━━━━━ Stored records ━━━━━

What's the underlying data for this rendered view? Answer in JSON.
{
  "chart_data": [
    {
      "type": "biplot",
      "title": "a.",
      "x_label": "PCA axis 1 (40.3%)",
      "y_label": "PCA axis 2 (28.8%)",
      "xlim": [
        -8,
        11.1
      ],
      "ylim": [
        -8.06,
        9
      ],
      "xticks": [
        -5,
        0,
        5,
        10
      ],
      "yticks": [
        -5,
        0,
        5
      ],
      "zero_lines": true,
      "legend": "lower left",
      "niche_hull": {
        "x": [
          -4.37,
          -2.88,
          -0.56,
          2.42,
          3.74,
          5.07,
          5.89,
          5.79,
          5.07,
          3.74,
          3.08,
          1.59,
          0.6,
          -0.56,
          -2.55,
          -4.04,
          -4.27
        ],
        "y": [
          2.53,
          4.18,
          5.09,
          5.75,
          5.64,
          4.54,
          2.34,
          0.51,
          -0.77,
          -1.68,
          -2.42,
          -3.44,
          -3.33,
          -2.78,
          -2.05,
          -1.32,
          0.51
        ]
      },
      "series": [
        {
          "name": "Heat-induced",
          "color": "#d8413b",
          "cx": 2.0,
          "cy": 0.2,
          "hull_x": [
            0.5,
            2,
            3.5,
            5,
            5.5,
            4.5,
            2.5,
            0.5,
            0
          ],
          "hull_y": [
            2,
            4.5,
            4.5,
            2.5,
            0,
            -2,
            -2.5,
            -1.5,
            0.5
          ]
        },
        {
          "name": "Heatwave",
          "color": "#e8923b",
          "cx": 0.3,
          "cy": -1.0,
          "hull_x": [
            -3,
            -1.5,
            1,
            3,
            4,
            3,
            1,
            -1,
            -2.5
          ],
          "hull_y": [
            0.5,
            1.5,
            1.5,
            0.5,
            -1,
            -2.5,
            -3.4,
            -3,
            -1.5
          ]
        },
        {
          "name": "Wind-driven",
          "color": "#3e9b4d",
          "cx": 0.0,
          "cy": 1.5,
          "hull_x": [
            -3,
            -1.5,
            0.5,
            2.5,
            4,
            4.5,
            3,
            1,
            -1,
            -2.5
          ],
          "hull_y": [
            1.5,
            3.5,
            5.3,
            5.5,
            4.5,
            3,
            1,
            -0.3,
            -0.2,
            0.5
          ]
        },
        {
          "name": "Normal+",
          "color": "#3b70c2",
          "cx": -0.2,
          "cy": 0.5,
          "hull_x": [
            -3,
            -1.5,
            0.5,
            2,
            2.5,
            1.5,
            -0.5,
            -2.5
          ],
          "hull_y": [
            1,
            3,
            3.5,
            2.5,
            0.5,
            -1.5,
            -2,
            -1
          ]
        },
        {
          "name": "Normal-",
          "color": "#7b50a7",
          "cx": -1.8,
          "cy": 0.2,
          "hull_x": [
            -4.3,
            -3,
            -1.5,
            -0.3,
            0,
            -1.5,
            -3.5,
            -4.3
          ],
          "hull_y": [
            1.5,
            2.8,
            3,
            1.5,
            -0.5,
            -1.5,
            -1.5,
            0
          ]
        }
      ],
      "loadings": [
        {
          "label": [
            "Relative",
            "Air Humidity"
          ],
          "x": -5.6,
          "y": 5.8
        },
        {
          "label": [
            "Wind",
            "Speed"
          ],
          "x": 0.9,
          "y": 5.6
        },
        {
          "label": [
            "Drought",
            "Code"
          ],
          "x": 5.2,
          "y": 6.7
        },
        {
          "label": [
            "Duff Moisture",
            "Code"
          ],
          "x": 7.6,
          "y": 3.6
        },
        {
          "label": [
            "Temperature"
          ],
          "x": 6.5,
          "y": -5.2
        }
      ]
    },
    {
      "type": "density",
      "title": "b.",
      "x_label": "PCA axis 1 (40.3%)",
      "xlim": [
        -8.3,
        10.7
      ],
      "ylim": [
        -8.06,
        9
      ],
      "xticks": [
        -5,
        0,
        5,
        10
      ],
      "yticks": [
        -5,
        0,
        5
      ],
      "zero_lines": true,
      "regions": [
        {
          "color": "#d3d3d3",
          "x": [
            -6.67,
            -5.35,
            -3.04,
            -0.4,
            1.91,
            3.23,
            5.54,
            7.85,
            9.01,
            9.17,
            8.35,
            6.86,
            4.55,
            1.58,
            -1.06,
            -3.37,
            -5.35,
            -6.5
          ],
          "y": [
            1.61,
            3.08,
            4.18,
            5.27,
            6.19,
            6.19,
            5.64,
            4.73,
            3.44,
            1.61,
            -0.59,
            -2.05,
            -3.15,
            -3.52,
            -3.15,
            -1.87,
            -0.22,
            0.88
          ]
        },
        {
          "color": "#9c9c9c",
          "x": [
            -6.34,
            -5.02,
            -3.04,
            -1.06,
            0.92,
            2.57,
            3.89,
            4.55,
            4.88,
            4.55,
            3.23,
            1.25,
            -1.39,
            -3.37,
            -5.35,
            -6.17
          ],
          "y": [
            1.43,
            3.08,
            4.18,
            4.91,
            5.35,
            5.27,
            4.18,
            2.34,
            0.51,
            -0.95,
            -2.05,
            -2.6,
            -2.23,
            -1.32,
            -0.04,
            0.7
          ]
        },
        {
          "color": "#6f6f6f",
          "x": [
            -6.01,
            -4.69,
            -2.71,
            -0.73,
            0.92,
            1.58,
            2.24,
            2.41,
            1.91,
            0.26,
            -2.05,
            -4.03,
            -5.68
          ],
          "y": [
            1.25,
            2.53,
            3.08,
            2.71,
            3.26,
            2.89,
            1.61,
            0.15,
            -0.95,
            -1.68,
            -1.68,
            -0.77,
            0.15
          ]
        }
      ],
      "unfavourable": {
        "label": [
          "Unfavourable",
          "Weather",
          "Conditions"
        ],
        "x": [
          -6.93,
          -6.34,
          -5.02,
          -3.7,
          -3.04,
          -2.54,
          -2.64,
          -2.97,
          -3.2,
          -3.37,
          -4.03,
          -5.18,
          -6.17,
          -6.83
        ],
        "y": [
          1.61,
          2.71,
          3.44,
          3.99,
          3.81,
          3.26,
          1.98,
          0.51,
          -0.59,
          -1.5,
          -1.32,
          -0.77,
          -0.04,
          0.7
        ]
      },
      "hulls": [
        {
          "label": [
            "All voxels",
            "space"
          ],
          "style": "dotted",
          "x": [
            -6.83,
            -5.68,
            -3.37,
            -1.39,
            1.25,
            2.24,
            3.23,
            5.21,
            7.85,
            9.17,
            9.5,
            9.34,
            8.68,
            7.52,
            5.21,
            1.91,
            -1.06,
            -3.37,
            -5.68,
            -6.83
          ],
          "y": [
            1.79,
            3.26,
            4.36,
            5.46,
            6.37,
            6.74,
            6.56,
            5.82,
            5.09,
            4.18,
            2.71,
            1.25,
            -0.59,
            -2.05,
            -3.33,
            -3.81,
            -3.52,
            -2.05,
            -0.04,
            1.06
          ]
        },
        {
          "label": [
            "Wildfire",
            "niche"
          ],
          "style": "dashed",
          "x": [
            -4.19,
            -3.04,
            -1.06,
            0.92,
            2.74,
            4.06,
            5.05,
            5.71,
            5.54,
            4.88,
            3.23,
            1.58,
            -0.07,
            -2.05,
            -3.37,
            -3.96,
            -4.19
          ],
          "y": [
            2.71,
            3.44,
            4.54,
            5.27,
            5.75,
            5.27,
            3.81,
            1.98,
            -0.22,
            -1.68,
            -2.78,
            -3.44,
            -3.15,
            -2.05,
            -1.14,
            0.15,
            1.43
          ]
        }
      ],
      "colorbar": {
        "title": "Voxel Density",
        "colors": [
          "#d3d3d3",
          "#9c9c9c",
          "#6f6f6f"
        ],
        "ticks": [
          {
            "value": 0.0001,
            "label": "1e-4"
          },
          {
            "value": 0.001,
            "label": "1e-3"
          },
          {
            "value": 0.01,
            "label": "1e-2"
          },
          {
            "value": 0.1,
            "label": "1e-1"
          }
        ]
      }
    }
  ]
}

━━━━━
━━━━━ Stored records ━━━━━

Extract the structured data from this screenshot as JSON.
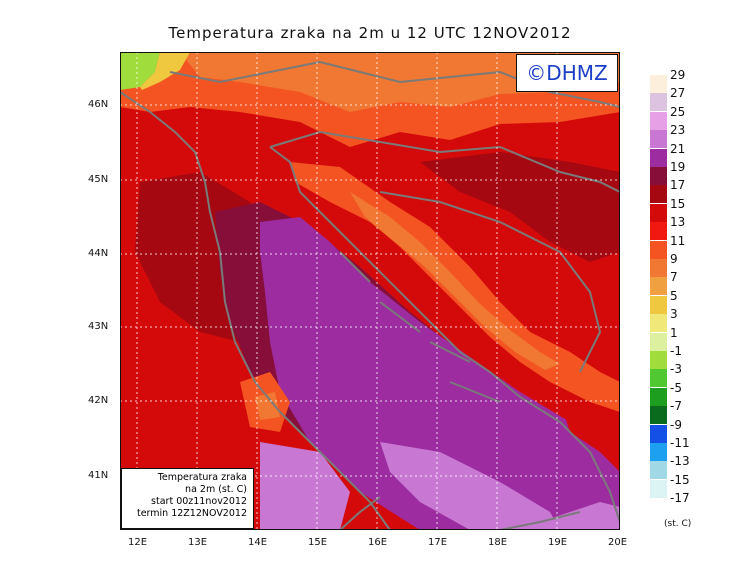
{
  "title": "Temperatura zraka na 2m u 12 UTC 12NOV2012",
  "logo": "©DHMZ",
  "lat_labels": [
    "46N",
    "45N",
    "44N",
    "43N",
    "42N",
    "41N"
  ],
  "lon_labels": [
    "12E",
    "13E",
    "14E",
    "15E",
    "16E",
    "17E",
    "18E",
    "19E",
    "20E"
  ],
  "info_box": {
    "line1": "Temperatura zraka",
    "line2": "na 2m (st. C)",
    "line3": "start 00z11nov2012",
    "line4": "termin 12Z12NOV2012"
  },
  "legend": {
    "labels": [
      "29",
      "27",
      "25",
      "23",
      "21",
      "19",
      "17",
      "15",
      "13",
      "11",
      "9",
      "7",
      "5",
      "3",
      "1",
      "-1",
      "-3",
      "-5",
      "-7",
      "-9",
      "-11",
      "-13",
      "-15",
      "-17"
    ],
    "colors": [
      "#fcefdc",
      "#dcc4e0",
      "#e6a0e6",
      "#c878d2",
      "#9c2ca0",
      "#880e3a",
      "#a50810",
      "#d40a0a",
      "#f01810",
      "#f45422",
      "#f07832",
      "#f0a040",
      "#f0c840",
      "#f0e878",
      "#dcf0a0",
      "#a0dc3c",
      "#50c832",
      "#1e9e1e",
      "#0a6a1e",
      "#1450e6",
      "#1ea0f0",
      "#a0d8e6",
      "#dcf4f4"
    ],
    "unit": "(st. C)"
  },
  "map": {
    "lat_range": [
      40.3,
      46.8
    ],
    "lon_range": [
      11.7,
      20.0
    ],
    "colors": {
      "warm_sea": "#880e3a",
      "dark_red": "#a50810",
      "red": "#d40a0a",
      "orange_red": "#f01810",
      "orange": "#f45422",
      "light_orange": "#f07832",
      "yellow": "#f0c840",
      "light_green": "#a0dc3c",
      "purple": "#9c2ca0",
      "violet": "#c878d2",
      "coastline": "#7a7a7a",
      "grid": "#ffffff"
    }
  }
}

━━━━━

Your instructions: Pick out each line that holds the string "title".

Response to the task:
      "title": "a.",
      "title": "b.",
        "title": "Voxel Density",
  "title": "Temperatura zraka na 2m u 12 UTC 12NOV2012",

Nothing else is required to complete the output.